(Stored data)
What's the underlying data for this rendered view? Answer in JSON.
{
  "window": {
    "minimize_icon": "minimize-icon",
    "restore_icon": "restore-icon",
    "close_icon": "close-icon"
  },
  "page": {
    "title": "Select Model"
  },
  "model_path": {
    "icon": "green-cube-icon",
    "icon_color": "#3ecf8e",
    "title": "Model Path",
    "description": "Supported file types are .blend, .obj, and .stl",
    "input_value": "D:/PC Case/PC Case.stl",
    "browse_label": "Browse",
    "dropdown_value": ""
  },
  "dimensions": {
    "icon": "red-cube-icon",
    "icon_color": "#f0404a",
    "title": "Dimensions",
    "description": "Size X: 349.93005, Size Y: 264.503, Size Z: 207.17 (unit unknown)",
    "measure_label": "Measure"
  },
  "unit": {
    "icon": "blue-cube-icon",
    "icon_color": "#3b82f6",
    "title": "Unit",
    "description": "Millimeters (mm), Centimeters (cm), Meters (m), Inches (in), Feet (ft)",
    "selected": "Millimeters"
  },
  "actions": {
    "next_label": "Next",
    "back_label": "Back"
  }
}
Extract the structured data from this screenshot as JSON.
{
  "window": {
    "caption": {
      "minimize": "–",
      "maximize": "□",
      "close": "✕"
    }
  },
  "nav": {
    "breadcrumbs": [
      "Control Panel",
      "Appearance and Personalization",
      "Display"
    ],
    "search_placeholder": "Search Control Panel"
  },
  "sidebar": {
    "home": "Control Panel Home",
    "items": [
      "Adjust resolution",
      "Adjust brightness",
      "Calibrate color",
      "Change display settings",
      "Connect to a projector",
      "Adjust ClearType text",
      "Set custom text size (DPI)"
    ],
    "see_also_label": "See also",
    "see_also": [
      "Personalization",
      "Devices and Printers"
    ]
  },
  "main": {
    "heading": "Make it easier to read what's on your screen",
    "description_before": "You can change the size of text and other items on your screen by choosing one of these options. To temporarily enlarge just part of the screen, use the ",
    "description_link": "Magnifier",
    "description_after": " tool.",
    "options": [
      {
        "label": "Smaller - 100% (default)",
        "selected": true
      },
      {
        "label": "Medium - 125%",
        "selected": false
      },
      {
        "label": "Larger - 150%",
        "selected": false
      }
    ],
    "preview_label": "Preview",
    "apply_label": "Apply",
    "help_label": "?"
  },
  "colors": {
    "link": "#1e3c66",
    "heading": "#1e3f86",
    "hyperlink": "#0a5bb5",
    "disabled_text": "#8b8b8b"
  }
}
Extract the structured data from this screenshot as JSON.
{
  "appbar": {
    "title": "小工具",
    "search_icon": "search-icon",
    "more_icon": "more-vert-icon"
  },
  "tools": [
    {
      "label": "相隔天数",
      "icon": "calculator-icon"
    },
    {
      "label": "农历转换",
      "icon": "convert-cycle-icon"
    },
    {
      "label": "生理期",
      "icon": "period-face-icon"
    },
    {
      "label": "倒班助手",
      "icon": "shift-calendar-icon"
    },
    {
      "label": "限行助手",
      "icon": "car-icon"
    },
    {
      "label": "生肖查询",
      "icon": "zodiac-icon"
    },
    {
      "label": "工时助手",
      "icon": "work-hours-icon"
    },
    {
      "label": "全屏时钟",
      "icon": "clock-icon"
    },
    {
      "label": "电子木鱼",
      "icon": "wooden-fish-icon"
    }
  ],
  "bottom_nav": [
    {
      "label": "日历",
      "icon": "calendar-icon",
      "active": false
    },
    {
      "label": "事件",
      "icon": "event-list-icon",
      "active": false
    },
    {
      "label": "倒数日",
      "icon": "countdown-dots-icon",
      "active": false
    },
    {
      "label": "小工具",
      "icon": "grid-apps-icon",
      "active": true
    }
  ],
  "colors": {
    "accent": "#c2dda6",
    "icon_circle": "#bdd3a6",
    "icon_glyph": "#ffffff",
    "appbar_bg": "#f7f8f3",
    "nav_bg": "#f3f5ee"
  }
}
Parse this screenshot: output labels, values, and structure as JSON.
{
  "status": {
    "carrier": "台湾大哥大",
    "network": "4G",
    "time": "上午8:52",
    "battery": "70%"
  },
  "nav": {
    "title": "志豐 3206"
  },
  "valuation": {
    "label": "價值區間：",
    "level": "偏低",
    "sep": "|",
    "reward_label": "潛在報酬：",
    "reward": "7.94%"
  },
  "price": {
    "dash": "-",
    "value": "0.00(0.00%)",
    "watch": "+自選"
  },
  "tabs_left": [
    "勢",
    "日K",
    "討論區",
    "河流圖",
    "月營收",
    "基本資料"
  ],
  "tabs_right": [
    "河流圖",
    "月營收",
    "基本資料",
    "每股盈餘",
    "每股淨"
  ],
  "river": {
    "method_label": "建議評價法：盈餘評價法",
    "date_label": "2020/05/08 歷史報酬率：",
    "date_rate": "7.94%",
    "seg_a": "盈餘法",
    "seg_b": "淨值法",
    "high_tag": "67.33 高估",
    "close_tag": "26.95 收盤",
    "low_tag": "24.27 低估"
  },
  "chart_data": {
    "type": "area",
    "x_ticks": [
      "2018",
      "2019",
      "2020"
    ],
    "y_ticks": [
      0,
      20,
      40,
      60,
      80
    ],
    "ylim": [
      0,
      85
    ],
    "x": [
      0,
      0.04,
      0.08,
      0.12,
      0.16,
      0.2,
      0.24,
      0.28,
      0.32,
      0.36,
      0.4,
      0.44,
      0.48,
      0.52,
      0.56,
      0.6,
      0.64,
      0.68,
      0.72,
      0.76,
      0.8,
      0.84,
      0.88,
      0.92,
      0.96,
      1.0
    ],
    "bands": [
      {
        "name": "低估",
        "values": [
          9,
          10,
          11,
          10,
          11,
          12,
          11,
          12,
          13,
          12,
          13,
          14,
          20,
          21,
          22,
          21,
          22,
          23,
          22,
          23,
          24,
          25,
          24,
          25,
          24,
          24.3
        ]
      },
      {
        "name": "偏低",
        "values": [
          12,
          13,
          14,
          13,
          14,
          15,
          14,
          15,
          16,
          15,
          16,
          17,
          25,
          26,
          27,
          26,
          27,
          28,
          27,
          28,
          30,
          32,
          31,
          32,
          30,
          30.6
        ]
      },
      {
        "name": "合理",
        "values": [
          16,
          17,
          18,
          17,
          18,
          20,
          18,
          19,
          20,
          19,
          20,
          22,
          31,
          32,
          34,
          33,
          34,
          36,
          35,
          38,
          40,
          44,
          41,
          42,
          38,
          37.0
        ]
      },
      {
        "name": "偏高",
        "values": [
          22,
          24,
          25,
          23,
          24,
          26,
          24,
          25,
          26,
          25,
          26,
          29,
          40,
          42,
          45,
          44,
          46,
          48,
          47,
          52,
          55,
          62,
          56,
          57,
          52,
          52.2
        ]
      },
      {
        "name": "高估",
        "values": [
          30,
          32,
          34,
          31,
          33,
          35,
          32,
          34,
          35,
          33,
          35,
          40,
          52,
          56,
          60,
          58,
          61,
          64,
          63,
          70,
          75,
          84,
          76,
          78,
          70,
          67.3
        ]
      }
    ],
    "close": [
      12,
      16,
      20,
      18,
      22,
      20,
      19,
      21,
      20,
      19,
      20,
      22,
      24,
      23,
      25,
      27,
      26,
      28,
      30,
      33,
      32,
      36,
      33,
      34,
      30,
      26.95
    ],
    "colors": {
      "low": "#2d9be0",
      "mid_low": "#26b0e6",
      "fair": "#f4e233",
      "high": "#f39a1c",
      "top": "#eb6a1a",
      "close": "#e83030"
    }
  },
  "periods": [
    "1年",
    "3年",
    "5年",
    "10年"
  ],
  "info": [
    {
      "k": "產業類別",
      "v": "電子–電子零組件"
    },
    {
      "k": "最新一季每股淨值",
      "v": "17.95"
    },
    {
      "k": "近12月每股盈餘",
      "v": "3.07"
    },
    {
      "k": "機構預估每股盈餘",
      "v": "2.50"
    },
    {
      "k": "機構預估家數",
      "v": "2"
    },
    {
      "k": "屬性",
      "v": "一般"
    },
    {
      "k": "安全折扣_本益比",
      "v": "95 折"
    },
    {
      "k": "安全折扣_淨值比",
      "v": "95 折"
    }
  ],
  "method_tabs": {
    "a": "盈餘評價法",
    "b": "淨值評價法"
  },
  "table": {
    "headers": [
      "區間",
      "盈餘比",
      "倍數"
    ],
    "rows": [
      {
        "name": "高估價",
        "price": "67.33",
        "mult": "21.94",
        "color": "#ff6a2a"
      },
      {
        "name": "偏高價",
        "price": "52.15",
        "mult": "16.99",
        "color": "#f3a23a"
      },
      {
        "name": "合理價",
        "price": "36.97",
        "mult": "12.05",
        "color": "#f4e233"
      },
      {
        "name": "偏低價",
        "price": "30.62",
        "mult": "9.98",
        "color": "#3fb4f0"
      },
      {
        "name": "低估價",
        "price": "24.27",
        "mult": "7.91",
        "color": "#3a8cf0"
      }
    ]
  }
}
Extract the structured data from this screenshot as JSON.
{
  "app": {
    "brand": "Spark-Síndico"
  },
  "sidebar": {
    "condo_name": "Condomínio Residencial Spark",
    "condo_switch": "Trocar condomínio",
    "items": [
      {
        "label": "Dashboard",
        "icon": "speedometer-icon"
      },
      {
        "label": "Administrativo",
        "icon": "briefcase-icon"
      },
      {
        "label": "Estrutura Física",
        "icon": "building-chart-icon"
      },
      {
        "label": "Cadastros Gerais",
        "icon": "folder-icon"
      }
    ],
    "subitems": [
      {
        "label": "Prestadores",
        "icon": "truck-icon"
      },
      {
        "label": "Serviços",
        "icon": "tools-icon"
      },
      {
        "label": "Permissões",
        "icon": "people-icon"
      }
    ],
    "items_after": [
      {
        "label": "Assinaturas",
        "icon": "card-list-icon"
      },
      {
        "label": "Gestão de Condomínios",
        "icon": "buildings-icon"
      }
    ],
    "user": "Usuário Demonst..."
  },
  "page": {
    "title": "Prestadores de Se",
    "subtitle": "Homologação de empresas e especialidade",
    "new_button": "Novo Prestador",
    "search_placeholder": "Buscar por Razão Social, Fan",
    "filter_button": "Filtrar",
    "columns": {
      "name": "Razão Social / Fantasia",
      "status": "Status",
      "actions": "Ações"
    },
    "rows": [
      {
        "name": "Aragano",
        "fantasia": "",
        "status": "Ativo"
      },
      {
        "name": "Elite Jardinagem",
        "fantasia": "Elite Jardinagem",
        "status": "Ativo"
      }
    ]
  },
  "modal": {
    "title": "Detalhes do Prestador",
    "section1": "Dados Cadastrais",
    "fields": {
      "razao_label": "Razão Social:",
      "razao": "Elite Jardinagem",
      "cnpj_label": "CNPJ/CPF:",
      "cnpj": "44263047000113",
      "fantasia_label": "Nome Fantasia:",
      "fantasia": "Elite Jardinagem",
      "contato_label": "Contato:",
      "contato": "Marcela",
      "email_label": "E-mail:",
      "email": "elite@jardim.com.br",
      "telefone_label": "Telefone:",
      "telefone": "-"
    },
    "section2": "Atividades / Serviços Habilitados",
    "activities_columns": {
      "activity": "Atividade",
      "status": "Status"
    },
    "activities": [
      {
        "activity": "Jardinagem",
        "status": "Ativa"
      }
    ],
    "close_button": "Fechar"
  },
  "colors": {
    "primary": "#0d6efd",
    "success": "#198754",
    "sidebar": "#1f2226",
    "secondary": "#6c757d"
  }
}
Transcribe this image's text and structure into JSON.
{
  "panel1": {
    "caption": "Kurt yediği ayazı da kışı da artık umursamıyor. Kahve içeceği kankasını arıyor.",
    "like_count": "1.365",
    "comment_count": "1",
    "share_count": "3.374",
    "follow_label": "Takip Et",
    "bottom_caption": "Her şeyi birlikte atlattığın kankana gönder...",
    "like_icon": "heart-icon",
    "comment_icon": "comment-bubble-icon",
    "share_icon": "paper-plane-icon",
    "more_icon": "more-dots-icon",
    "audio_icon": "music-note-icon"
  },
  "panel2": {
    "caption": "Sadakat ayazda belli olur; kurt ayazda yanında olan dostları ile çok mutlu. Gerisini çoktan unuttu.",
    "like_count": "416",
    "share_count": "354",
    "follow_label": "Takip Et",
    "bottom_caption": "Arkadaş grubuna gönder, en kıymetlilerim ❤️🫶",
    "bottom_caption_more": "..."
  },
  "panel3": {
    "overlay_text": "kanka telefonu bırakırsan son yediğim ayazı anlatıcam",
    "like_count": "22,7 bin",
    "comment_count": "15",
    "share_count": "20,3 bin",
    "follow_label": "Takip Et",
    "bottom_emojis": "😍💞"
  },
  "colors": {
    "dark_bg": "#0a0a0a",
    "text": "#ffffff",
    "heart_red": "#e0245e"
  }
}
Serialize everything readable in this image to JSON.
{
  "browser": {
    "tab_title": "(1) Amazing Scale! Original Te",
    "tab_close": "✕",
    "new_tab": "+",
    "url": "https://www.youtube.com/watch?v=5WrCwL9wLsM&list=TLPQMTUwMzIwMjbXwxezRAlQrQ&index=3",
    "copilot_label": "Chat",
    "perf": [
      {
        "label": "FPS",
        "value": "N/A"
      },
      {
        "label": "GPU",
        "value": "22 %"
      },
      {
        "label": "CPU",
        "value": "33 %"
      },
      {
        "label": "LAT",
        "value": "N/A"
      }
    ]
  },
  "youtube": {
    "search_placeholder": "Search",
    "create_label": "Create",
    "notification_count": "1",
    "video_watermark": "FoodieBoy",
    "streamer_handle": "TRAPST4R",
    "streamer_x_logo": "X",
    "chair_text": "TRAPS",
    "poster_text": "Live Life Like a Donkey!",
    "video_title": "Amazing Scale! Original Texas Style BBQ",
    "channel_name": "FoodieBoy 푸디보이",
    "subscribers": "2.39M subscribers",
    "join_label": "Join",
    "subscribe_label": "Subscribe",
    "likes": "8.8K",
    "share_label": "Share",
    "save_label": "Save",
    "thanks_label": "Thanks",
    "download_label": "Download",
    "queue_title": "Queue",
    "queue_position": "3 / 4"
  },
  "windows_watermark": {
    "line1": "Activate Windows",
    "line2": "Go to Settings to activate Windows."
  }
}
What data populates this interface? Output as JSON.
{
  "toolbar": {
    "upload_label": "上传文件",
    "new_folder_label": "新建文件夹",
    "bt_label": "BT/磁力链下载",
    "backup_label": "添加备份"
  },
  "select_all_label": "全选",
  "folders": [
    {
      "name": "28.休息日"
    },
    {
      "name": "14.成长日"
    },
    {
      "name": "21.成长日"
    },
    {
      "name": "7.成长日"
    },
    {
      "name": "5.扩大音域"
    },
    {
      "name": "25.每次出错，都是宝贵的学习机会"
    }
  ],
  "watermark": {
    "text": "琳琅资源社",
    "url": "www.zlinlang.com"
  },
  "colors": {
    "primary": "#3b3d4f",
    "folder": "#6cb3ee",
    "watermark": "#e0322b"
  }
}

Task to complete. Copy only the stretch running from the line containing "What data populates" to the final line of the entries, both ends included, exactly as it stands.

In response.
What data populates this interface? Output as JSON.
{
  "toolbar": {
    "upload_label": "上传文件",
    "new_folder_label": "新建文件夹",
    "bt_label": "BT/磁力链下载",
    "backup_label": "添加备份"
  },
  "select_all_label": "全选",
  "folders": [
    {
      "name": "28.休息日"
    },
    {
      "name": "14.成长日"
    },
    {
      "name": "21.成长日"
    },
    {
      "name": "7.成长日"
    },
    {
      "name": "5.扩大音域"
    },
    {
      "name": "25.每次出错，都是宝贵的学习机会"
    }
  ],
  "watermark": {
    "text": "琳琅资源社",
    "url": "www.zlinlang.com"
  },
  "colors": {
    "primary": "#3b3d4f",
    "folder": "#6cb3ee",
    "watermark": "#e0322b"
  }
}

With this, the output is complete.